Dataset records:
▼

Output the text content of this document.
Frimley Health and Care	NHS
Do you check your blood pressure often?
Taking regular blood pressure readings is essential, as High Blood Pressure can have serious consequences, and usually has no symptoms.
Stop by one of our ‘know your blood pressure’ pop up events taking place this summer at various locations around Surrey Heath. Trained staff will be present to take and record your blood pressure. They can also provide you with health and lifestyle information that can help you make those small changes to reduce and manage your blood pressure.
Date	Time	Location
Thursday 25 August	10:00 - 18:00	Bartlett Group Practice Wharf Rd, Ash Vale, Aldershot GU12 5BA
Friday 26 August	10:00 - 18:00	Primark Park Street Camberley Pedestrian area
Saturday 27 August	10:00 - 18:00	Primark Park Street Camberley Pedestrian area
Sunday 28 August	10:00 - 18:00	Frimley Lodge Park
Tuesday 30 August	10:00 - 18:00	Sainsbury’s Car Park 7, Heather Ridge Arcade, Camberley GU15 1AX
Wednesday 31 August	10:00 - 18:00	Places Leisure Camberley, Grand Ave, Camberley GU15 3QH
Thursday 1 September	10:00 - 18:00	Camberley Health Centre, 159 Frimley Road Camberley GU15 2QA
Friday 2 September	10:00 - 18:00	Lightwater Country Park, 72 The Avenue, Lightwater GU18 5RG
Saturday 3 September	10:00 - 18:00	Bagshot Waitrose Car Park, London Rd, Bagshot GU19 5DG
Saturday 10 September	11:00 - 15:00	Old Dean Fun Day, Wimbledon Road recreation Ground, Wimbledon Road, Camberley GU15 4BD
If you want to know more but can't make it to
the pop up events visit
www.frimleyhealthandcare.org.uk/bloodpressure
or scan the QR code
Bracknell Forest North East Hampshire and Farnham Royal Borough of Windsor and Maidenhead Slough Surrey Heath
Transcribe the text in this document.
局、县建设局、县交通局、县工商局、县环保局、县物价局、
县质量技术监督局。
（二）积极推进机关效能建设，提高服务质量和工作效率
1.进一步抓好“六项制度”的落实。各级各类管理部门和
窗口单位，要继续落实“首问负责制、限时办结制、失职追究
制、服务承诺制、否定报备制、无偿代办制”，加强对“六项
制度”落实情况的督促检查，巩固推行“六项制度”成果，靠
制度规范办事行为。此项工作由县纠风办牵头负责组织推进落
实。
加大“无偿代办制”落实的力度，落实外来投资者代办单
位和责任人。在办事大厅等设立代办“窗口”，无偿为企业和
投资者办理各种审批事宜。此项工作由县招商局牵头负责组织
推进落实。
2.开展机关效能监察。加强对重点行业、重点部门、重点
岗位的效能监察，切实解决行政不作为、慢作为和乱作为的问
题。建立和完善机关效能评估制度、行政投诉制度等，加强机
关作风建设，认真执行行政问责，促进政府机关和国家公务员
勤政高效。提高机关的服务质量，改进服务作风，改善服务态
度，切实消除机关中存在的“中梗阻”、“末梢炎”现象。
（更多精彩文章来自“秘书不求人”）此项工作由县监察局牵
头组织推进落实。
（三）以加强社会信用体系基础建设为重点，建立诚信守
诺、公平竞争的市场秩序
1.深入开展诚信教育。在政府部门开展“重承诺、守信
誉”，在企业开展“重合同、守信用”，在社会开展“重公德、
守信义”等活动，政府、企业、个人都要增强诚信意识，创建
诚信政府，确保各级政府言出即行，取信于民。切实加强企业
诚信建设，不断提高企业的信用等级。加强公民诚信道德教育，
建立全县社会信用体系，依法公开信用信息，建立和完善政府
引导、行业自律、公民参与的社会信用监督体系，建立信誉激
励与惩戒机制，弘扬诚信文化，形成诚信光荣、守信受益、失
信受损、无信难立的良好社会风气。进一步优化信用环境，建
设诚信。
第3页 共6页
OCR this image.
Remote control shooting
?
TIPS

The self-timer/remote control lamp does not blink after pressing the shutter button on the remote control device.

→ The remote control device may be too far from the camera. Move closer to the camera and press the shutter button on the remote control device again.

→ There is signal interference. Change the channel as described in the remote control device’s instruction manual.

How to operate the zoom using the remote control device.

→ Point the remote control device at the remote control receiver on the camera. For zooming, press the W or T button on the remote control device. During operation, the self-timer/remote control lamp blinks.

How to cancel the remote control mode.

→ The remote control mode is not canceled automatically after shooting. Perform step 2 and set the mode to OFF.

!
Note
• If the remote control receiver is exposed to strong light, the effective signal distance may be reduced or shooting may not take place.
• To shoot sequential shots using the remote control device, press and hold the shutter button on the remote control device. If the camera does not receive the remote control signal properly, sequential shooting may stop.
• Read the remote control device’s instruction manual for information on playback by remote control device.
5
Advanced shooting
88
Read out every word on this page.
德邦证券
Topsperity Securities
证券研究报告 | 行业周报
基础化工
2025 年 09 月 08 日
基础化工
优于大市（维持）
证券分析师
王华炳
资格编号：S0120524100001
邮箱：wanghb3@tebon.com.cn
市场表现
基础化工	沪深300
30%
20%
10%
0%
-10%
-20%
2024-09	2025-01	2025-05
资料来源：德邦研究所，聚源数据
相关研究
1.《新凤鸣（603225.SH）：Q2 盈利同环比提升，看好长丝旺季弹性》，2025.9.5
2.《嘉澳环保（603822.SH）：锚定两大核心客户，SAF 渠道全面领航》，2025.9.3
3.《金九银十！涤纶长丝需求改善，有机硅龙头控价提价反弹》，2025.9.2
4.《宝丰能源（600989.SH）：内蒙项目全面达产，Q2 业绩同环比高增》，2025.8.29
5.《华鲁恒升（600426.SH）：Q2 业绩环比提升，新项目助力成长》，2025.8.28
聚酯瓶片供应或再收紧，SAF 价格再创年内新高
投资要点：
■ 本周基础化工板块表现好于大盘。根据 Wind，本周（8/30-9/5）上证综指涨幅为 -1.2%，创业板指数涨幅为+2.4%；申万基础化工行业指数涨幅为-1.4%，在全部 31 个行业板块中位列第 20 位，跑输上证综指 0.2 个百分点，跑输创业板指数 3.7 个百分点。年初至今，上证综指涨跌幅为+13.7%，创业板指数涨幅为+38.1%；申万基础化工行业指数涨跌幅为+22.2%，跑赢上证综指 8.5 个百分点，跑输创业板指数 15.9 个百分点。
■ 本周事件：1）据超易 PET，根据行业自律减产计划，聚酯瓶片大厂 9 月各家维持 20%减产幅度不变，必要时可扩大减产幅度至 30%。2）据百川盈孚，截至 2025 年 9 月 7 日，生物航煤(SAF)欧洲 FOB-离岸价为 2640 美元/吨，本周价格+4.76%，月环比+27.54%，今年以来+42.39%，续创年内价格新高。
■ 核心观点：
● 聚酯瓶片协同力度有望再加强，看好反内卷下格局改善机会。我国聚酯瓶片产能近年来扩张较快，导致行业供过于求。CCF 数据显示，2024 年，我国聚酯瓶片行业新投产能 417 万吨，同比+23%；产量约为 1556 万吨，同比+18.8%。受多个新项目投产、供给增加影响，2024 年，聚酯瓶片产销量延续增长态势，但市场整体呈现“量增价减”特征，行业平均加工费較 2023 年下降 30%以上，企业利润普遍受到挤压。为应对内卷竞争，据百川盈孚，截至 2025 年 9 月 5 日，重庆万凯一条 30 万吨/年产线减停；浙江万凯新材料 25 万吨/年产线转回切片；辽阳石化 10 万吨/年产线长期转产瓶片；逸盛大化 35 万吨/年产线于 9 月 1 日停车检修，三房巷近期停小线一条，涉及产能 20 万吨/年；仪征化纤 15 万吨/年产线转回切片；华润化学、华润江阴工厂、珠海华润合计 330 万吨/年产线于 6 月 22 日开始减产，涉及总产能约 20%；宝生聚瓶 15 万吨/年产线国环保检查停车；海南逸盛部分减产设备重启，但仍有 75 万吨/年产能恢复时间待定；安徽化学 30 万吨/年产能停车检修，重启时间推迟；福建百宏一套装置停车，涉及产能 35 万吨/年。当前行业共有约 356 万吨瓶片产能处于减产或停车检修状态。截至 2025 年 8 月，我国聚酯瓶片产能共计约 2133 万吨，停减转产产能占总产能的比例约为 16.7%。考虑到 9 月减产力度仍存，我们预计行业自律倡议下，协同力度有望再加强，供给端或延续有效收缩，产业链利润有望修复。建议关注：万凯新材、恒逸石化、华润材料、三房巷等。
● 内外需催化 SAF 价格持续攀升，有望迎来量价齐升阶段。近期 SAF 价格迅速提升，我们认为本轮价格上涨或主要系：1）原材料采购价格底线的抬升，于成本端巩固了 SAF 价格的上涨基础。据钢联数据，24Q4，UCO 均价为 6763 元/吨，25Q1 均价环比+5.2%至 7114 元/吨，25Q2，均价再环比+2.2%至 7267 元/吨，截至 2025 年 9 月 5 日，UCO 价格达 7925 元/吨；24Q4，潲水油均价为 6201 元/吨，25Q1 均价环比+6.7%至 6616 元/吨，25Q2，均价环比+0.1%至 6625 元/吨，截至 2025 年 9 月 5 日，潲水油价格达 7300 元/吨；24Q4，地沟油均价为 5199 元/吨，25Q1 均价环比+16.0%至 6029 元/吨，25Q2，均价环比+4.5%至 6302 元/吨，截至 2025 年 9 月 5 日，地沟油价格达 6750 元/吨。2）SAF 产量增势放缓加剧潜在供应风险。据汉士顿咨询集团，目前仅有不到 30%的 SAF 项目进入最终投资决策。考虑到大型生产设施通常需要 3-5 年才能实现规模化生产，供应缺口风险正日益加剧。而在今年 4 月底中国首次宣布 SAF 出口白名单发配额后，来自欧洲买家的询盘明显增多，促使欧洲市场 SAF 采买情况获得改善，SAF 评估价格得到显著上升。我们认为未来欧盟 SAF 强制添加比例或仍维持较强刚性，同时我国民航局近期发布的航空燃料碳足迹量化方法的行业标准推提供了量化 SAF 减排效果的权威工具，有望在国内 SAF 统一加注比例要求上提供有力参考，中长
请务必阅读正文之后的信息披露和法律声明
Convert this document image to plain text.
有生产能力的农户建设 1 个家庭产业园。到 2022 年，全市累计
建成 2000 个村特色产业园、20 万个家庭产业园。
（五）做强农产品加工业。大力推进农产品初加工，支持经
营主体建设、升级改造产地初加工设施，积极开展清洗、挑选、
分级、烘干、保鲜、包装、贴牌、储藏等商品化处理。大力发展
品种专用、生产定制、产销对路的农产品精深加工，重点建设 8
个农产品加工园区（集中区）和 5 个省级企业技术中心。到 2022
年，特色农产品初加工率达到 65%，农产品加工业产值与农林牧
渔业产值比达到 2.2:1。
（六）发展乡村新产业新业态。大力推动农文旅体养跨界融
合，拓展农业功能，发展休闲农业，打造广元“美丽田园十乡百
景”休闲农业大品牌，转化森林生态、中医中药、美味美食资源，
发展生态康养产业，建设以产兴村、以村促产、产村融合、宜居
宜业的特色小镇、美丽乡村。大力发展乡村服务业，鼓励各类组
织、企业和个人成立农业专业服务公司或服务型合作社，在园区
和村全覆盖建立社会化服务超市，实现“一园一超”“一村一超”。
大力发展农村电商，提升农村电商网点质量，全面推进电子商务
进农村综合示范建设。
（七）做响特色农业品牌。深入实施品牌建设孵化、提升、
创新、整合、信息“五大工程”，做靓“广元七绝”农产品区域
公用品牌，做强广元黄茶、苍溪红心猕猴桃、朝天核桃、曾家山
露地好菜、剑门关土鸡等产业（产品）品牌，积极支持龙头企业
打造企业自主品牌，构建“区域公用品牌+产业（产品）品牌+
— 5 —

▲

» What the task asks
Pull out every line of the records that includes the string "shutter".

» The response
The self-timer/remote control lamp does not blink after pressing the shutter button on the remote control device.
→ The remote control device may be too far from the camera. Move closer to the camera and press the shutter button on the remote control device again.
• To shoot sequential shots using the remote control device, press and hold the shutter button on the remote control device. If the camera does not receive the remote control signal properly, sequential shooting may stop.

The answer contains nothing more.